BEGIN Excerpted data

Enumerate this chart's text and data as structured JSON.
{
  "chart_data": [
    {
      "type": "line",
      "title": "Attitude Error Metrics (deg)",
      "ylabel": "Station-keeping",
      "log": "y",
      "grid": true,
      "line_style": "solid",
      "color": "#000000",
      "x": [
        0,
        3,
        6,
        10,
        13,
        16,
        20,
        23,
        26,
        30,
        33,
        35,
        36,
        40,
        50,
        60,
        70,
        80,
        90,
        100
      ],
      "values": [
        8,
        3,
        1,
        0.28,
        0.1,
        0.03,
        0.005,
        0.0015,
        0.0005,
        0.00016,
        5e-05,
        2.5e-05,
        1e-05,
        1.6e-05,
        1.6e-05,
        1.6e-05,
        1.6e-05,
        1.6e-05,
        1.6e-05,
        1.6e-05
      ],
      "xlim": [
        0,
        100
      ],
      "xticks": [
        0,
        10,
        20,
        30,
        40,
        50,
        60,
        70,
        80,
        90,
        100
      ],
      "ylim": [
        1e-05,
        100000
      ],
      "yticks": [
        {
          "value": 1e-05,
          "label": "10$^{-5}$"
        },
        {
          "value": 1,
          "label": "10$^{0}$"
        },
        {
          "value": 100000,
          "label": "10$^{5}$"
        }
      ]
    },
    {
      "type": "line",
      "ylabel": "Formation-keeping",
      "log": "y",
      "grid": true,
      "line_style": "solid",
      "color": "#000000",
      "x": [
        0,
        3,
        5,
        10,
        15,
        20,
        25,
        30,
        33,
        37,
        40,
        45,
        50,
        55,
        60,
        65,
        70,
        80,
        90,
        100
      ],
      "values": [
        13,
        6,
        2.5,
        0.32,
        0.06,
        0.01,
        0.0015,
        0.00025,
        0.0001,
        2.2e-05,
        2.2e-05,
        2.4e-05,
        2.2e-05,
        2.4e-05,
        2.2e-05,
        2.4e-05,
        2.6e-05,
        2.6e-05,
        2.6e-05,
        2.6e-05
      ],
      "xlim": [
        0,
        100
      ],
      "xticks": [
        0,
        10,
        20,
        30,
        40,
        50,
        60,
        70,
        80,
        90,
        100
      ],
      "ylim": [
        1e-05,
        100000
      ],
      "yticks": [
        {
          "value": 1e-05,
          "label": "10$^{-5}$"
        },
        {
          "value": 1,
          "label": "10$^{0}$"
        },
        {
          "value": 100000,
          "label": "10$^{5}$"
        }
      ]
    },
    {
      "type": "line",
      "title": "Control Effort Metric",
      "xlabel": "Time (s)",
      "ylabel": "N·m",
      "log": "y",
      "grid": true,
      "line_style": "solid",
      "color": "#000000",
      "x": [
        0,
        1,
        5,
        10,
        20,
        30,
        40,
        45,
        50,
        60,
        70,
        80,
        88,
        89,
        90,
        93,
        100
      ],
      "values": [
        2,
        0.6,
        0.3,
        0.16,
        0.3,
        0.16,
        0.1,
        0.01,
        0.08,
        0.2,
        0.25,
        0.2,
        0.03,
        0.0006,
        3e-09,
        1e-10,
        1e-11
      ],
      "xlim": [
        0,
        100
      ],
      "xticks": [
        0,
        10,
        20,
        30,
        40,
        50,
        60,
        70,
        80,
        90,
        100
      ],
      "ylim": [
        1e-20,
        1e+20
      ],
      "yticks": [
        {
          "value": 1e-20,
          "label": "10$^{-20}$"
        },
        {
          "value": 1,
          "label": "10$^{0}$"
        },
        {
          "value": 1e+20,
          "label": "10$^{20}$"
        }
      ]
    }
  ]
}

END Excerpted data

▶ _What this task involves_: Return the whole listing exactly, with every line included.

▶ _Task answer_:
Enumerate this chart's text and data as structured JSON.
{
  "chart_data": [
    {
      "type": "line",
      "title": "Attitude Error Metrics (deg)",
      "ylabel": "Station-keeping",
      "log": "y",
      "grid": true,
      "line_style": "solid",
      "color": "#000000",
      "x": [
        0,
        3,
        6,
        10,
        13,
        16,
        20,
        23,
        26,
        30,
        33,
        35,
        36,
        40,
        50,
        60,
        70,
        80,
        90,
        100
      ],
      "values": [
        8,
        3,
        1,
        0.28,
        0.1,
        0.03,
        0.005,
        0.0015,
        0.0005,
        0.00016,
        5e-05,
        2.5e-05,
        1e-05,
        1.6e-05,
        1.6e-05,
        1.6e-05,
        1.6e-05,
        1.6e-05,
        1.6e-05,
        1.6e-05
      ],
      "xlim": [
        0,
        100
      ],
      "xticks": [
        0,
        10,
        20,
        30,
        40,
        50,
        60,
        70,
        80,
        90,
        100
      ],
      "ylim": [
        1e-05,
        100000
      ],
      "yticks": [
        {
          "value": 1e-05,
          "label": "10$^{-5}$"
        },
        {
          "value": 1,
          "label": "10$^{0}$"
        },
        {
          "value": 100000,
          "label": "10$^{5}$"
        }
      ]
    },
    {
      "type": "line",
      "ylabel": "Formation-keeping",
      "log": "y",
      "grid": true,
      "line_style": "solid",
      "color": "#000000",
      "x": [
        0,
        3,
        5,
        10,
        15,
        20,
        25,
        30,
        33,
        37,
        40,
        45,
        50,
        55,
        60,
        65,
        70,
        80,
        90,
        100
      ],
      "values": [
        13,
        6,
        2.5,
        0.32,
        0.06,
        0.01,
        0.0015,
        0.00025,
        0.0001,
        2.2e-05,
        2.2e-05,
        2.4e-05,
        2.2e-05,
        2.4e-05,
        2.2e-05,
        2.4e-05,
        2.6e-05,
        2.6e-05,
        2.6e-05,
        2.6e-05
      ],
      "xlim": [
        0,
        100
      ],
      "xticks": [
        0,
        10,
        20,
        30,
        40,
        50,
        60,
        70,
        80,
        90,
        100
      ],
      "ylim": [
        1e-05,
        100000
      ],
      "yticks": [
        {
          "value": 1e-05,
          "label": "10$^{-5}$"
        },
        {
          "value": 1,
          "label": "10$^{0}$"
        },
        {
          "value": 100000,
          "label": "10$^{5}$"
        }
      ]
    },
    {
      "type": "line",
      "title": "Control Effort Metric",
      "xlabel": "Time (s)",
      "ylabel": "N·m",
      "log": "y",
      "grid": true,
      "line_style": "solid",
      "color": "#000000",
      "x": [
        0,
        1,
        5,
        10,
        20,
        30,
        40,
        45,
        50,
        60,
        70,
        80,
        88,
        89,
        90,
        93,
        100
      ],
      "values": [
        2,
        0.6,
        0.3,
        0.16,
        0.3,
        0.16,
        0.1,
        0.01,
        0.08,
        0.2,
        0.25,
        0.2,
        0.03,
        0.0006,
        3e-09,
        1e-10,
        1e-11
      ],
      "xlim": [
        0,
        100
      ],
      "xticks": [
        0,
        10,
        20,
        30,
        40,
        50,
        60,
        70,
        80,
        90,
        100
      ],
      "ylim": [
        1e-20,
        1e+20
      ],
      "yticks": [
        {
          "value": 1e-20,
          "label": "10$^{-20}$"
        },
        {
          "value": 1,
          "label": "10$^{0}$"
        },
        {
          "value": 1e+20,
          "label": "10$^{20}$"
        }
      ]
    }
  ]
}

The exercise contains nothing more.